Where does the string "name" appear in the records? Copy every line that contains it.

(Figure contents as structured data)

────────

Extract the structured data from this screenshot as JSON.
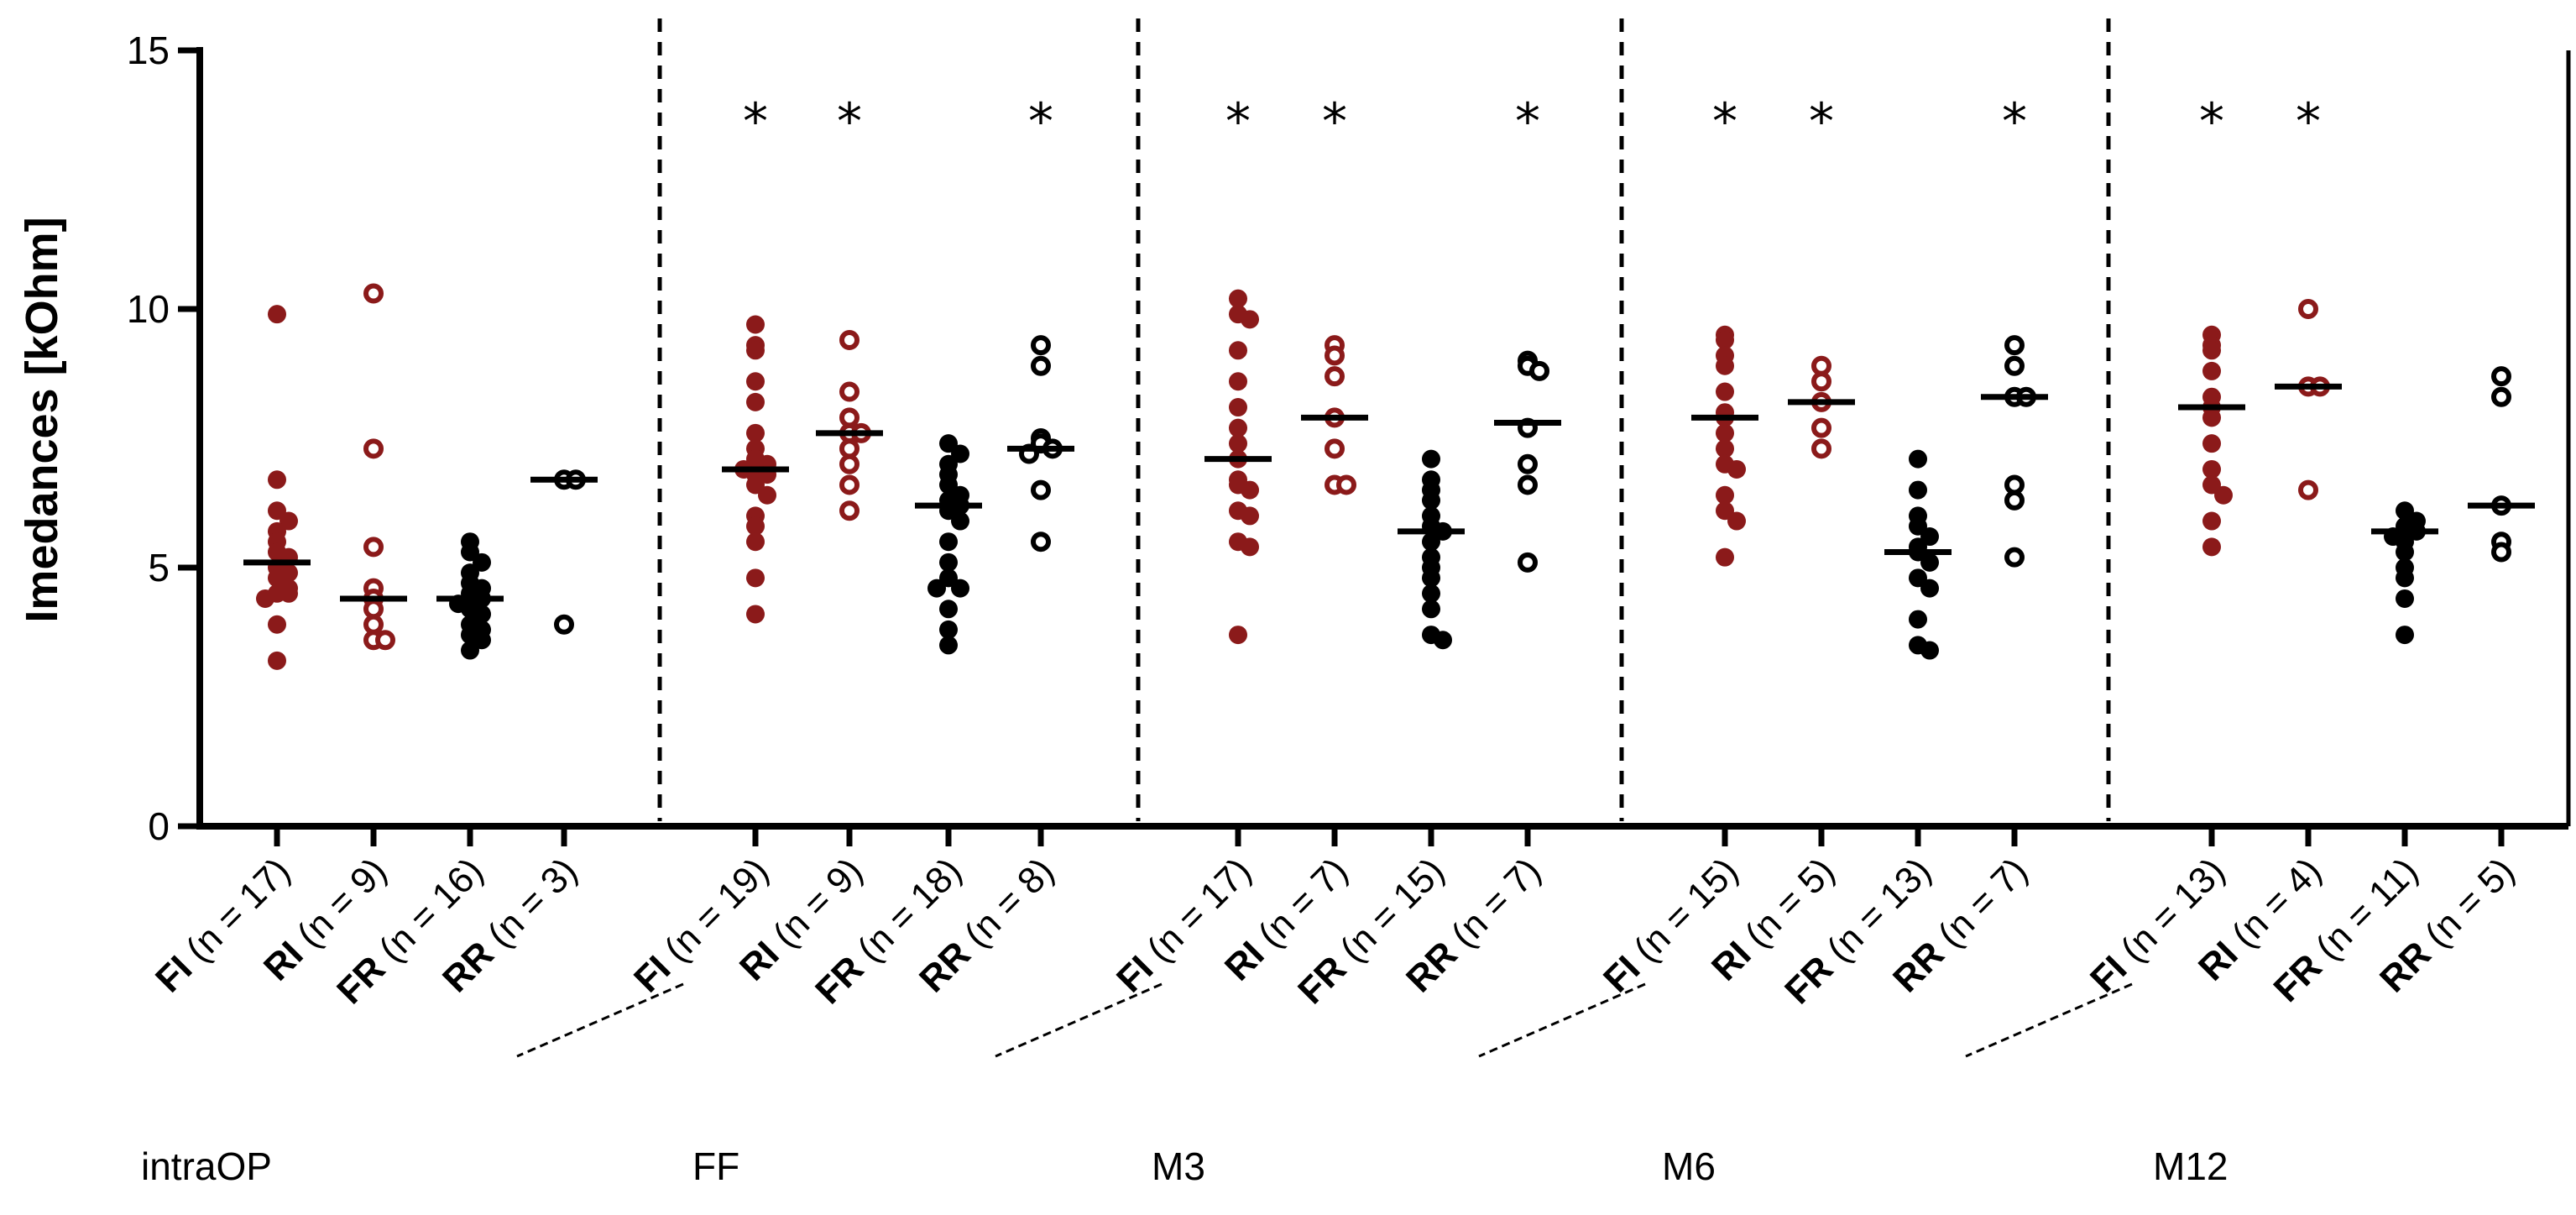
{
  "chart_data": {
    "type": "scatter",
    "ylabel": "Imedances [kOhm]",
    "ylim": [
      0,
      15
    ],
    "yticks": [
      0,
      5,
      10,
      15
    ],
    "colors": {
      "dark_red": "#8B1A1A",
      "black": "#000000"
    },
    "groups": [
      {
        "name": "intraOP",
        "categories": [
          {
            "code": "FI",
            "n_label": " (n = 17)",
            "color": "#8B1A1A",
            "marker": "filled",
            "median": 5.1,
            "star": false,
            "values": [
              9.9,
              6.7,
              6.1,
              5.9,
              5.7,
              5.5,
              5.3,
              5.2,
              5.0,
              4.9,
              4.8,
              4.6,
              4.5,
              4.5,
              4.4,
              3.9,
              3.2
            ]
          },
          {
            "code": "RI",
            "n_label": " (n = 9)",
            "color": "#8B1A1A",
            "marker": "open",
            "median": 4.4,
            "star": false,
            "values": [
              10.3,
              7.3,
              5.4,
              4.6,
              4.4,
              4.2,
              3.9,
              3.6,
              3.6
            ]
          },
          {
            "code": "FR",
            "n_label": " (n = 16)",
            "color": "#000000",
            "marker": "filled",
            "median": 4.4,
            "star": false,
            "values": [
              5.5,
              5.3,
              5.1,
              4.9,
              4.7,
              4.6,
              4.5,
              4.4,
              4.3,
              4.2,
              4.1,
              3.9,
              3.8,
              3.7,
              3.6,
              3.4
            ]
          },
          {
            "code": "RR",
            "n_label": " (n = 3)",
            "color": "#000000",
            "marker": "open",
            "median": 6.7,
            "star": false,
            "values": [
              6.7,
              6.7,
              3.9
            ]
          }
        ]
      },
      {
        "name": "FF",
        "categories": [
          {
            "code": "FI",
            "n_label": " (n = 19)",
            "color": "#8B1A1A",
            "marker": "filled",
            "median": 6.9,
            "star": true,
            "values": [
              9.7,
              9.3,
              9.2,
              8.6,
              8.2,
              7.6,
              7.3,
              7.1,
              7.0,
              6.9,
              6.8,
              6.8,
              6.6,
              6.4,
              6.0,
              5.8,
              5.5,
              4.8,
              4.1
            ]
          },
          {
            "code": "RI",
            "n_label": " (n = 9)",
            "color": "#8B1A1A",
            "marker": "open",
            "median": 7.6,
            "star": true,
            "values": [
              9.4,
              8.4,
              7.9,
              7.6,
              7.6,
              7.3,
              7.0,
              6.6,
              6.1
            ]
          },
          {
            "code": "FR",
            "n_label": " (n = 18)",
            "color": "#000000",
            "marker": "filled",
            "median": 6.2,
            "star": false,
            "values": [
              7.4,
              7.2,
              7.0,
              6.8,
              6.6,
              6.4,
              6.3,
              6.2,
              6.1,
              5.9,
              5.5,
              5.1,
              4.8,
              4.6,
              4.6,
              4.2,
              3.8,
              3.5
            ]
          },
          {
            "code": "RR",
            "n_label": " (n = 8)",
            "color": "#000000",
            "marker": "open",
            "median": 7.3,
            "star": true,
            "values": [
              9.3,
              8.9,
              7.5,
              7.4,
              7.3,
              7.2,
              6.5,
              5.5
            ]
          }
        ]
      },
      {
        "name": "M3",
        "categories": [
          {
            "code": "FI",
            "n_label": " (n = 17)",
            "color": "#8B1A1A",
            "marker": "filled",
            "median": 7.1,
            "star": true,
            "values": [
              10.2,
              9.9,
              9.8,
              9.2,
              8.6,
              8.1,
              7.7,
              7.4,
              7.1,
              6.7,
              6.6,
              6.5,
              6.1,
              6.0,
              5.5,
              5.4,
              3.7
            ]
          },
          {
            "code": "RI",
            "n_label": " (n = 7)",
            "color": "#8B1A1A",
            "marker": "open",
            "median": 7.9,
            "star": true,
            "values": [
              9.3,
              9.1,
              8.7,
              7.9,
              7.3,
              6.6,
              6.6
            ]
          },
          {
            "code": "FR",
            "n_label": " (n = 15)",
            "color": "#000000",
            "marker": "filled",
            "median": 5.7,
            "star": false,
            "values": [
              7.1,
              6.7,
              6.5,
              6.3,
              6.0,
              5.8,
              5.7,
              5.5,
              5.2,
              5.0,
              4.8,
              4.5,
              4.2,
              3.7,
              3.6
            ]
          },
          {
            "code": "RR",
            "n_label": " (n = 7)",
            "color": "#000000",
            "marker": "open",
            "median": 7.8,
            "star": true,
            "values": [
              9.0,
              8.9,
              8.8,
              7.7,
              7.0,
              6.6,
              5.1
            ]
          }
        ]
      },
      {
        "name": "M6",
        "categories": [
          {
            "code": "FI",
            "n_label": " (n = 15)",
            "color": "#8B1A1A",
            "marker": "filled",
            "median": 7.9,
            "star": true,
            "values": [
              9.5,
              9.4,
              9.1,
              8.9,
              8.4,
              8.0,
              7.9,
              7.6,
              7.3,
              7.0,
              6.9,
              6.4,
              6.1,
              5.9,
              5.2
            ]
          },
          {
            "code": "RI",
            "n_label": " (n = 5)",
            "color": "#8B1A1A",
            "marker": "open",
            "median": 8.2,
            "star": true,
            "values": [
              8.9,
              8.6,
              8.2,
              7.7,
              7.3
            ]
          },
          {
            "code": "FR",
            "n_label": " (n = 13)",
            "color": "#000000",
            "marker": "filled",
            "median": 5.3,
            "star": false,
            "values": [
              7.1,
              6.5,
              6.0,
              5.8,
              5.6,
              5.4,
              5.3,
              5.1,
              4.8,
              4.6,
              4.0,
              3.5,
              3.4
            ]
          },
          {
            "code": "RR",
            "n_label": " (n = 7)",
            "color": "#000000",
            "marker": "open",
            "median": 8.3,
            "star": true,
            "values": [
              9.3,
              8.9,
              8.3,
              8.3,
              6.6,
              6.3,
              5.2
            ]
          }
        ]
      },
      {
        "name": "M12",
        "categories": [
          {
            "code": "FI",
            "n_label": " (n = 13)",
            "color": "#8B1A1A",
            "marker": "filled",
            "median": 8.1,
            "star": true,
            "values": [
              9.5,
              9.3,
              9.2,
              8.8,
              8.3,
              8.1,
              7.9,
              7.4,
              6.9,
              6.6,
              6.4,
              5.9,
              5.4
            ]
          },
          {
            "code": "RI",
            "n_label": " (n = 4)",
            "color": "#8B1A1A",
            "marker": "open",
            "median": 8.5,
            "star": true,
            "values": [
              10.0,
              8.5,
              8.5,
              6.5
            ]
          },
          {
            "code": "FR",
            "n_label": " (n = 11)",
            "color": "#000000",
            "marker": "filled",
            "median": 5.7,
            "star": false,
            "values": [
              6.1,
              5.9,
              5.8,
              5.7,
              5.6,
              5.5,
              5.3,
              5.0,
              4.8,
              4.4,
              3.7
            ]
          },
          {
            "code": "RR",
            "n_label": " (n = 5)",
            "color": "#000000",
            "marker": "open",
            "median": 6.2,
            "star": false,
            "values": [
              8.7,
              8.3,
              6.2,
              5.5,
              5.3
            ]
          }
        ]
      }
    ]
  }
}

────────

■ **Solution for this exercise**
        "name": "intraOP",
        "name": "FF",
        "name": "M3",
        "name": "M6",
        "name": "M12",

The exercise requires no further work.